• **Given task**: Pick out all lines of the entries that include the word "handle" and copy them.

Data items
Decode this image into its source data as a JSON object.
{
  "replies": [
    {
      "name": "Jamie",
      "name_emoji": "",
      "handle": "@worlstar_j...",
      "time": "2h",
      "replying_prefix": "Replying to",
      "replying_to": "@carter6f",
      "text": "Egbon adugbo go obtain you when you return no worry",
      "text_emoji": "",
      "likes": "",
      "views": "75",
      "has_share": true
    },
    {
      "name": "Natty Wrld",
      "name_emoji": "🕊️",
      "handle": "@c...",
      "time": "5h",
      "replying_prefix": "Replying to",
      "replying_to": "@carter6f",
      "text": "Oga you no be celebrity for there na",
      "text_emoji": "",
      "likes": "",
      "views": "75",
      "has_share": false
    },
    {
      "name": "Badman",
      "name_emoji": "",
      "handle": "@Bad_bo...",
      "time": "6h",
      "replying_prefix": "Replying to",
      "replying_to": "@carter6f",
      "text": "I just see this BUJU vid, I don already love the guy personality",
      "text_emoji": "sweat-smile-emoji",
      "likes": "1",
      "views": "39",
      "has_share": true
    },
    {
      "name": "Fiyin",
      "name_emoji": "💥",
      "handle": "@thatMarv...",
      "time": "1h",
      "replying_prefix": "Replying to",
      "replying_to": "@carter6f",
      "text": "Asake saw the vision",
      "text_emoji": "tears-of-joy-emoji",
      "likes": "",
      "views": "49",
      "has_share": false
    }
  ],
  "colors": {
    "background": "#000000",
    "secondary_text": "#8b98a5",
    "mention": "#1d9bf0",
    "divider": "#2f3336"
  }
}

• **Finished answer**:
      "handle": "@worlstar_j...",
      "handle": "@c...",
      "handle": "@Bad_bo...",
      "handle": "@thatMarv...",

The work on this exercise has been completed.